● WORK REQUIRED
Make an exact copy of the listing below.
-- BEGIN --
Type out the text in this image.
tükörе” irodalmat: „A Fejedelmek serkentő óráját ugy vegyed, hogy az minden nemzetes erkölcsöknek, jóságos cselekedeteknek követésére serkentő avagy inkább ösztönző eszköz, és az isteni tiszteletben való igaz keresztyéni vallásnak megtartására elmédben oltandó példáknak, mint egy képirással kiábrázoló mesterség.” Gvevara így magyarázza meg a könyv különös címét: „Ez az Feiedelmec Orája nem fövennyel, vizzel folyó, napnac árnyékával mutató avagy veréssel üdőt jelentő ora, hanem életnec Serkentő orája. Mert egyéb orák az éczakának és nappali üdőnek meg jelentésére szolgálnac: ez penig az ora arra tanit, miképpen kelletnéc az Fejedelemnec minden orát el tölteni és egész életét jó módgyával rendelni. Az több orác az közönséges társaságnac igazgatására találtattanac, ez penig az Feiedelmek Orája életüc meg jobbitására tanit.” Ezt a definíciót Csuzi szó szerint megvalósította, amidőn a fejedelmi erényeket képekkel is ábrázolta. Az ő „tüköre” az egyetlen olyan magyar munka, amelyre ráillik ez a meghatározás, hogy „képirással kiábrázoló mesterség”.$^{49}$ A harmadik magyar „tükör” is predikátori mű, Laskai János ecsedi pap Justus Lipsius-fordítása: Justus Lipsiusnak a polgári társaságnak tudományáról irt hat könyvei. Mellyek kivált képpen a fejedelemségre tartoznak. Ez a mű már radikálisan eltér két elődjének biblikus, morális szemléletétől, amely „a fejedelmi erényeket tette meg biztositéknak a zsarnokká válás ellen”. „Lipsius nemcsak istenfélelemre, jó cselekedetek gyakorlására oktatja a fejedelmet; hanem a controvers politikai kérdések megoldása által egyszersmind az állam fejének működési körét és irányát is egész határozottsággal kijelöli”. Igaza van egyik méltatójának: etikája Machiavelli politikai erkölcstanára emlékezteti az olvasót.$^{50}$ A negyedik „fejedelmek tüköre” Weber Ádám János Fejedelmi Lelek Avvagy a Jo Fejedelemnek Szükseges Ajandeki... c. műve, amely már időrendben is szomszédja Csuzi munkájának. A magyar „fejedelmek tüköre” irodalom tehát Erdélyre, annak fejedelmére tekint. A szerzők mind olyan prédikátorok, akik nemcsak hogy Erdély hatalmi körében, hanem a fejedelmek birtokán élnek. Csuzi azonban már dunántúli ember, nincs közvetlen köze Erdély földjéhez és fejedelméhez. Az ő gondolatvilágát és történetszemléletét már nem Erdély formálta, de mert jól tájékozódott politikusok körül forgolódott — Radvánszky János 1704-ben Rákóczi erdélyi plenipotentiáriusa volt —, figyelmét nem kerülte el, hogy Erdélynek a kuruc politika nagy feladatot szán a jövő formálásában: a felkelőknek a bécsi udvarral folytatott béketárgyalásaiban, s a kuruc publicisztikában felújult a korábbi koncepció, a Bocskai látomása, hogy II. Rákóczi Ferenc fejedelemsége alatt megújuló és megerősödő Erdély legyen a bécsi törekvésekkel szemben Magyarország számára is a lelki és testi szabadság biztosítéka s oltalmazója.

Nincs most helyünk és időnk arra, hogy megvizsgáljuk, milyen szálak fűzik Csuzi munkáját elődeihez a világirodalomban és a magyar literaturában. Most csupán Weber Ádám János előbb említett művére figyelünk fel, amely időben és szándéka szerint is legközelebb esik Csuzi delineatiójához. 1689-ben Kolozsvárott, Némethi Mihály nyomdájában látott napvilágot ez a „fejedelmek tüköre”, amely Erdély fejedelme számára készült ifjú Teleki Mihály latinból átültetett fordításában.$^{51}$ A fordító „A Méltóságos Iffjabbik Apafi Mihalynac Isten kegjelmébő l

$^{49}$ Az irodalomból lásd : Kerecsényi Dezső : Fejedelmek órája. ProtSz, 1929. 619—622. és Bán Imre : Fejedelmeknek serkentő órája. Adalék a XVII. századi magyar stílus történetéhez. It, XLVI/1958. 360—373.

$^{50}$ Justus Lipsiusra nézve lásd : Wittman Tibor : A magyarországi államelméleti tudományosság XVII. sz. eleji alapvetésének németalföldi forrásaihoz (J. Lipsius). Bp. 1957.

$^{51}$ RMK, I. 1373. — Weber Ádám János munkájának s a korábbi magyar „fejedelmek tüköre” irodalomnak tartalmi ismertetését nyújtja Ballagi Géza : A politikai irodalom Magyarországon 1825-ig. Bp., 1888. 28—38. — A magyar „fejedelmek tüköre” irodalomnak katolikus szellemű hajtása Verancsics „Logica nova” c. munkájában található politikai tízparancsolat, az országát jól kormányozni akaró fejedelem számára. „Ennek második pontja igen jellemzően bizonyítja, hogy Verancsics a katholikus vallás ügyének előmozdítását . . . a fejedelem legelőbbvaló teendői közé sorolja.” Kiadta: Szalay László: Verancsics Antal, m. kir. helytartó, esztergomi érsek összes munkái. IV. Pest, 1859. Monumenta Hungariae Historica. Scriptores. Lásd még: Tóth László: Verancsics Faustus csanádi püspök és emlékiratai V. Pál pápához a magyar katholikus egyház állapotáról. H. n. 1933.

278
-- END --
● WRITTEN SOLUTION
Type out the text in this image.
tükörе” irodalmat: „A Fejedelmek serkentő óráját ugy vegyed, hogy az minden nemzetes erkölcsöknek, jóságos cselekedeteknek követésére serkentő avagy inkább ösztönző eszköz, és az isteni tiszteletben való igaz keresztyéni vallásnak megtartására elmédben oltandó példáknak, mint egy képirással kiábrázoló mesterség.” Gvevara így magyarázza meg a könyv különös címét: „Ez az Feiedelmec Orája nem fövennyel, vizzel folyó, napnac árnyékával mutató avagy veréssel üdőt jelentő ora, hanem életnec Serkentő orája. Mert egyéb orák az éczakának és nappali üdőnek meg jelentésére szolgálnac: ez penig az ora arra tanit, miképpen kelletnéc az Fejedelemnec minden orát el tölteni és egész életét jó módgyával rendelni. Az több orác az közönséges társaságnac igazgatására találtattanac, ez penig az Feiedelmek Orája életüc meg jobbitására tanit.” Ezt a definíciót Csuzi szó szerint megvalósította, amidőn a fejedelmi erényeket képekkel is ábrázolta. Az ő „tüköre” az egyetlen olyan magyar munka, amelyre ráillik ez a meghatározás, hogy „képirással kiábrázoló mesterség”.$^{49}$ A harmadik magyar „tükör” is predikátori mű, Laskai János ecsedi pap Justus Lipsius-fordítása: Justus Lipsiusnak a polgári társaságnak tudományáról irt hat könyvei. Mellyek kivált képpen a fejedelemségre tartoznak. Ez a mű már radikálisan eltér két elődjének biblikus, morális szemléletétől, amely „a fejedelmi erényeket tette meg biztositéknak a zsarnokká válás ellen”. „Lipsius nemcsak istenfélelemre, jó cselekedetek gyakorlására oktatja a fejedelmet; hanem a controvers politikai kérdések megoldása által egyszersmind az állam fejének működési körét és irányát is egész határozottsággal kijelöli”. Igaza van egyik méltatójának: etikája Machiavelli politikai erkölcstanára emlékezteti az olvasót.$^{50}$ A negyedik „fejedelmek tüköre” Weber Ádám János Fejedelmi Lelek Avvagy a Jo Fejedelemnek Szükseges Ajandeki... c. műve, amely már időrendben is szomszédja Csuzi munkájának. A magyar „fejedelmek tüköre” irodalom tehát Erdélyre, annak fejedelmére tekint. A szerzők mind olyan prédikátorok, akik nemcsak hogy Erdély hatalmi körében, hanem a fejedelmek birtokán élnek. Csuzi azonban már dunántúli ember, nincs közvetlen köze Erdély földjéhez és fejedelméhez. Az ő gondolatvilágát és történetszemléletét már nem Erdély formálta, de mert jól tájékozódott politikusok körül forgolódott — Radvánszky János 1704-ben Rákóczi erdélyi plenipotentiáriusa volt —, figyelmét nem kerülte el, hogy Erdélynek a kuruc politika nagy feladatot szán a jövő formálásában: a felkelőknek a bécsi udvarral folytatott béketárgyalásaiban, s a kuruc publicisztikában felújult a korábbi koncepció, a Bocskai látomása, hogy II. Rákóczi Ferenc fejedelemsége alatt megújuló és megerősödő Erdély legyen a bécsi törekvésekkel szemben Magyarország számára is a lelki és testi szabadság biztosítéka s oltalmazója.

Nincs most helyünk és időnk arra, hogy megvizsgáljuk, milyen szálak fűzik Csuzi munkáját elődeihez a világirodalomban és a magyar literaturában. Most csupán Weber Ádám János előbb említett művére figyelünk fel, amely időben és szándéka szerint is legközelebb esik Csuzi delineatiójához. 1689-ben Kolozsvárott, Némethi Mihály nyomdájában látott napvilágot ez a „fejedelmek tüköre”, amely Erdély fejedelme számára készült ifjú Teleki Mihály latinból átültetett fordításában.$^{51}$ A fordító „A Méltóságos Iffjabbik Apafi Mihalynac Isten kegjelmébő l

$^{49}$ Az irodalomból lásd : Kerecsényi Dezső : Fejedelmek órája. ProtSz, 1929. 619—622. és Bán Imre : Fejedelmeknek serkentő órája. Adalék a XVII. századi magyar stílus történetéhez. It, XLVI/1958. 360—373.

$^{50}$ Justus Lipsiusra nézve lásd : Wittman Tibor : A magyarországi államelméleti tudományosság XVII. sz. eleji alapvetésének németalföldi forrásaihoz (J. Lipsius). Bp. 1957.

$^{51}$ RMK, I. 1373. — Weber Ádám János munkájának s a korábbi magyar „fejedelmek tüköre” irodalomnak tartalmi ismertetését nyújtja Ballagi Géza : A politikai irodalom Magyarországon 1825-ig. Bp., 1888. 28—38. — A magyar „fejedelmek tüköre” irodalomnak katolikus szellemű hajtása Verancsics „Logica nova” c. munkájában található politikai tízparancsolat, az országát jól kormányozni akaró fejedelem számára. „Ennek második pontja igen jellemzően bizonyítja, hogy Verancsics a katholikus vallás ügyének előmozdítását . . . a fejedelem legelőbbvaló teendői közé sorolja.” Kiadta: Szalay László: Verancsics Antal, m. kir. helytartó, esztergomi érsek összes munkái. IV. Pest, 1859. Monumenta Hungariae Historica. Scriptores. Lásd még: Tóth László: Verancsics Faustus csanádi püspök és emlékiratai V. Pál pápához a magyar katholikus egyház állapotáról. H. n. 1933.

278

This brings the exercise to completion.